■ **TASK PROMPT**
Are you able to quote each entry exactly as written?

** Begin **

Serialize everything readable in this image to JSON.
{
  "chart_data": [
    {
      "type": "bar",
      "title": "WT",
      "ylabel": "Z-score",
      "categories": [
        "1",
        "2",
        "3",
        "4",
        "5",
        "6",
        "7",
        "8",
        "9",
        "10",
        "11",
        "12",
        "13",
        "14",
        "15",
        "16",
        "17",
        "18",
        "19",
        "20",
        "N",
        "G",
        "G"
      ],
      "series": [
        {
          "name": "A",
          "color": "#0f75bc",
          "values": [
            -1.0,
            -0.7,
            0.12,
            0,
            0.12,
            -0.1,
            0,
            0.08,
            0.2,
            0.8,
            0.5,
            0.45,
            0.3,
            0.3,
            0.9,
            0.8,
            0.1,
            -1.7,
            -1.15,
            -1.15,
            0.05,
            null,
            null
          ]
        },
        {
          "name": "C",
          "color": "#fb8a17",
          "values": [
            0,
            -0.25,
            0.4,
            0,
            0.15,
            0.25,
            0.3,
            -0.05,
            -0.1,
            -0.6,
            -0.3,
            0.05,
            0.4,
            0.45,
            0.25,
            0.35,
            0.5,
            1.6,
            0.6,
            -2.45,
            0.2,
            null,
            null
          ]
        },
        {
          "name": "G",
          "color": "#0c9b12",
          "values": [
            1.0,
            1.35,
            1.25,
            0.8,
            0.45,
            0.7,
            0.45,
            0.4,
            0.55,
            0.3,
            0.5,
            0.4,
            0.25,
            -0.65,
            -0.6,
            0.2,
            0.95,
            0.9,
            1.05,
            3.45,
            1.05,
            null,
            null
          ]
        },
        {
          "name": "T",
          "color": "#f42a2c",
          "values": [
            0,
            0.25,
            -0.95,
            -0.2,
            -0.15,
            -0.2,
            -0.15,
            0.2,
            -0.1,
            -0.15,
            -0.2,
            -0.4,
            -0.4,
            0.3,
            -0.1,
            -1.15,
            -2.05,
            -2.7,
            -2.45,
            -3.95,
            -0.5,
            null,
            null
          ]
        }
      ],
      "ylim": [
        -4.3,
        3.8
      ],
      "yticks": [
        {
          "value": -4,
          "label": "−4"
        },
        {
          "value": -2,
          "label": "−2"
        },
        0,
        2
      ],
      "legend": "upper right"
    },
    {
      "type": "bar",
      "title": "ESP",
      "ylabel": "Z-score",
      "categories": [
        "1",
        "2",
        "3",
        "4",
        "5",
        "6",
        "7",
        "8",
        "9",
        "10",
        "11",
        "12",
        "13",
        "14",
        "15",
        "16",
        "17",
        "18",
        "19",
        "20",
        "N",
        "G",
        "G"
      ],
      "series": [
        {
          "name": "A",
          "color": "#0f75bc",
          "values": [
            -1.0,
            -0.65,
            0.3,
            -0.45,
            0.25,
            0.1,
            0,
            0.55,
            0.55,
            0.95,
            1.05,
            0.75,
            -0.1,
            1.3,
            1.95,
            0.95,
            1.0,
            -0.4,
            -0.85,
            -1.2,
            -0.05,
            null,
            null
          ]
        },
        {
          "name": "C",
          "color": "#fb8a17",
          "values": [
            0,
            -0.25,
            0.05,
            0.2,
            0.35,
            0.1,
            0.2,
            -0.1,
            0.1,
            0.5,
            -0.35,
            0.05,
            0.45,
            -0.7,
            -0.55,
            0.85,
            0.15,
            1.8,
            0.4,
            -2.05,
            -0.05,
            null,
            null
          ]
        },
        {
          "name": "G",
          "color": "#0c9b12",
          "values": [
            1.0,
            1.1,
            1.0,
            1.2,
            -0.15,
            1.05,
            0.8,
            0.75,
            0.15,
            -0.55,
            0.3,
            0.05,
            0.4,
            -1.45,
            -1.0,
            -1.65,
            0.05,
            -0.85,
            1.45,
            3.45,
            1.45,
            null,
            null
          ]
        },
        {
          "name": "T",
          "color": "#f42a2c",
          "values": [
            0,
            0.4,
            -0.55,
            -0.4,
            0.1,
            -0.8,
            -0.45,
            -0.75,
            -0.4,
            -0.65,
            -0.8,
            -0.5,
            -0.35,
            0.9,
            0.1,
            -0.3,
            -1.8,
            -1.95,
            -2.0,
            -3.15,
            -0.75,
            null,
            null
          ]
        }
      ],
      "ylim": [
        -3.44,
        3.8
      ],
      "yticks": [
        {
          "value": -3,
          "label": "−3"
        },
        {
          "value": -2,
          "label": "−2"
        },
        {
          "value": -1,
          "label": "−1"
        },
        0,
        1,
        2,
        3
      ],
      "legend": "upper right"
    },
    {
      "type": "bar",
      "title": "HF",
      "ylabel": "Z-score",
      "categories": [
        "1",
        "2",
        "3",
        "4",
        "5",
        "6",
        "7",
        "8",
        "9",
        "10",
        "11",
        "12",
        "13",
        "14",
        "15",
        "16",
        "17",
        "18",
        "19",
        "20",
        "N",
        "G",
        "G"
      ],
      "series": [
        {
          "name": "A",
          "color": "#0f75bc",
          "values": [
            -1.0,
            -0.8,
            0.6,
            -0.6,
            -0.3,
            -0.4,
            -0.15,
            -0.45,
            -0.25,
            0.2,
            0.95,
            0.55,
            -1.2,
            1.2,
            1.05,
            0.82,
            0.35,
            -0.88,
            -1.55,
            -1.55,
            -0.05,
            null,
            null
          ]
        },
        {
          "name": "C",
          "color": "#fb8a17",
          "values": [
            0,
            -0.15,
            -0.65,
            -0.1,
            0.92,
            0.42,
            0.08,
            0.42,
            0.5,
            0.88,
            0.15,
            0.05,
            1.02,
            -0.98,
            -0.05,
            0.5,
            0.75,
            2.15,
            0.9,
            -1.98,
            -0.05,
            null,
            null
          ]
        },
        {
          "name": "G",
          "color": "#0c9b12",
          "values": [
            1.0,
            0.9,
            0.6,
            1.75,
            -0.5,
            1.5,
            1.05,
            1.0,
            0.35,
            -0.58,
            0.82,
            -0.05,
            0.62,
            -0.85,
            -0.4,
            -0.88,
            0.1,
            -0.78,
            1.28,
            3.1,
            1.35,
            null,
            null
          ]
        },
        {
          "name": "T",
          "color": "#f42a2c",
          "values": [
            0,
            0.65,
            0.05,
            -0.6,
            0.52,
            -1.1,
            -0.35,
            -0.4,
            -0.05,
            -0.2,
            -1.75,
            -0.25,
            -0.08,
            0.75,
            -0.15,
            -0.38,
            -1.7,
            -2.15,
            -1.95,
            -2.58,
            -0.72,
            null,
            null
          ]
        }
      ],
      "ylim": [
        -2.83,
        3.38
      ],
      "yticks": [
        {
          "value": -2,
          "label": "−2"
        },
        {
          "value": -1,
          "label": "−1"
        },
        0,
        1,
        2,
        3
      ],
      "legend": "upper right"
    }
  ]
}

** End **

■ **RESPONSE**
Serialize everything readable in this image to JSON.
{
  "chart_data": [
    {
      "type": "bar",
      "title": "WT",
      "ylabel": "Z-score",
      "categories": [
        "1",
        "2",
        "3",
        "4",
        "5",
        "6",
        "7",
        "8",
        "9",
        "10",
        "11",
        "12",
        "13",
        "14",
        "15",
        "16",
        "17",
        "18",
        "19",
        "20",
        "N",
        "G",
        "G"
      ],
      "series": [
        {
          "name": "A",
          "color": "#0f75bc",
          "values": [
            -1.0,
            -0.7,
            0.12,
            0,
            0.12,
            -0.1,
            0,
            0.08,
            0.2,
            0.8,
            0.5,
            0.45,
            0.3,
            0.3,
            0.9,
            0.8,
            0.1,
            -1.7,
            -1.15,
            -1.15,
            0.05,
            null,
            null
          ]
        },
        {
          "name": "C",
          "color": "#fb8a17",
          "values": [
            0,
            -0.25,
            0.4,
            0,
            0.15,
            0.25,
            0.3,
            -0.05,
            -0.1,
            -0.6,
            -0.3,
            0.05,
            0.4,
            0.45,
            0.25,
            0.35,
            0.5,
            1.6,
            0.6,
            -2.45,
            0.2,
            null,
            null
          ]
        },
        {
          "name": "G",
          "color": "#0c9b12",
          "values": [
            1.0,
            1.35,
            1.25,
            0.8,
            0.45,
            0.7,
            0.45,
            0.4,
            0.55,
            0.3,
            0.5,
            0.4,
            0.25,
            -0.65,
            -0.6,
            0.2,
            0.95,
            0.9,
            1.05,
            3.45,
            1.05,
            null,
            null
          ]
        },
        {
          "name": "T",
          "color": "#f42a2c",
          "values": [
            0,
            0.25,
            -0.95,
            -0.2,
            -0.15,
            -0.2,
            -0.15,
            0.2,
            -0.1,
            -0.15,
            -0.2,
            -0.4,
            -0.4,
            0.3,
            -0.1,
            -1.15,
            -2.05,
            -2.7,
            -2.45,
            -3.95,
            -0.5,
            null,
            null
          ]
        }
      ],
      "ylim": [
        -4.3,
        3.8
      ],
      "yticks": [
        {
          "value": -4,
          "label": "−4"
        },
        {
          "value": -2,
          "label": "−2"
        },
        0,
        2
      ],
      "legend": "upper right"
    },
    {
      "type": "bar",
      "title": "ESP",
      "ylabel": "Z-score",
      "categories": [
        "1",
        "2",
        "3",
        "4",
        "5",
        "6",
        "7",
        "8",
        "9",
        "10",
        "11",
        "12",
        "13",
        "14",
        "15",
        "16",
        "17",
        "18",
        "19",
        "20",
        "N",
        "G",
        "G"
      ],
      "series": [
        {
          "name": "A",
          "color": "#0f75bc",
          "values": [
            -1.0,
            -0.65,
            0.3,
            -0.45,
            0.25,
            0.1,
            0,
            0.55,
            0.55,
            0.95,
            1.05,
            0.75,
            -0.1,
            1.3,
            1.95,
            0.95,
            1.0,
            -0.4,
            -0.85,
            -1.2,
            -0.05,
            null,
            null
          ]
        },
        {
          "name": "C",
          "color": "#fb8a17",
          "values": [
            0,
            -0.25,
            0.05,
            0.2,
            0.35,
            0.1,
            0.2,
            -0.1,
            0.1,
            0.5,
            -0.35,
            0.05,
            0.45,
            -0.7,
            -0.55,
            0.85,
            0.15,
            1.8,
            0.4,
            -2.05,
            -0.05,
            null,
            null
          ]
        },
        {
          "name": "G",
          "color": "#0c9b12",
          "values": [
            1.0,
            1.1,
            1.0,
            1.2,
            -0.15,
            1.05,
            0.8,
            0.75,
            0.15,
            -0.55,
            0.3,
            0.05,
            0.4,
            -1.45,
            -1.0,
            -1.65,
            0.05,
            -0.85,
            1.45,
            3.45,
            1.45,
            null,
            null
          ]
        },
        {
          "name": "T",
          "color": "#f42a2c",
          "values": [
            0,
            0.4,
            -0.55,
            -0.4,
            0.1,
            -0.8,
            -0.45,
            -0.75,
            -0.4,
            -0.65,
            -0.8,
            -0.5,
            -0.35,
            0.9,
            0.1,
            -0.3,
            -1.8,
            -1.95,
            -2.0,
            -3.15,
            -0.75,
            null,
            null
          ]
        }
      ],
      "ylim": [
        -3.44,
        3.8
      ],
      "yticks": [
        {
          "value": -3,
          "label": "−3"
        },
        {
          "value": -2,
          "label": "−2"
        },
        {
          "value": -1,
          "label": "−1"
        },
        0,
        1,
        2,
        3
      ],
      "legend": "upper right"
    },
    {
      "type": "bar",
      "title": "HF",
      "ylabel": "Z-score",
      "categories": [
        "1",
        "2",
        "3",
        "4",
        "5",
        "6",
        "7",
        "8",
        "9",
        "10",
        "11",
        "12",
        "13",
        "14",
        "15",
        "16",
        "17",
        "18",
        "19",
        "20",
        "N",
        "G",
        "G"
      ],
      "series": [
        {
          "name": "A",
          "color": "#0f75bc",
          "values": [
            -1.0,
            -0.8,
            0.6,
            -0.6,
            -0.3,
            -0.4,
            -0.15,
            -0.45,
            -0.25,
            0.2,
            0.95,
            0.55,
            -1.2,
            1.2,
            1.05,
            0.82,
            0.35,
            -0.88,
            -1.55,
            -1.55,
            -0.05,
            null,
            null
          ]
        },
        {
          "name": "C",
          "color": "#fb8a17",
          "values": [
            0,
            -0.15,
            -0.65,
            -0.1,
            0.92,
            0.42,
            0.08,
            0.42,
            0.5,
            0.88,
            0.15,
            0.05,
            1.02,
            -0.98,
            -0.05,
            0.5,
            0.75,
            2.15,
            0.9,
            -1.98,
            -0.05,
            null,
            null
          ]
        },
        {
          "name": "G",
          "color": "#0c9b12",
          "values": [
            1.0,
            0.9,
            0.6,
            1.75,
            -0.5,
            1.5,
            1.05,
            1.0,
            0.35,
            -0.58,
            0.82,
            -0.05,
            0.62,
            -0.85,
            -0.4,
            -0.88,
            0.1,
            -0.78,
            1.28,
            3.1,
            1.35,
            null,
            null
          ]
        },
        {
          "name": "T",
          "color": "#f42a2c",
          "values": [
            0,
            0.65,
            0.05,
            -0.6,
            0.52,
            -1.1,
            -0.35,
            -0.4,
            -0.05,
            -0.2,
            -1.75,
            -0.25,
            -0.08,
            0.75,
            -0.15,
            -0.38,
            -1.7,
            -2.15,
            -1.95,
            -2.58,
            -0.72,
            null,
            null
          ]
        }
      ],
      "ylim": [
        -2.83,
        3.38
      ],
      "yticks": [
        {
          "value": -2,
          "label": "−2"
        },
        {
          "value": -1,
          "label": "−1"
        },
        0,
        1,
        2,
        3
      ],
      "legend": "upper right"
    }
  ]
}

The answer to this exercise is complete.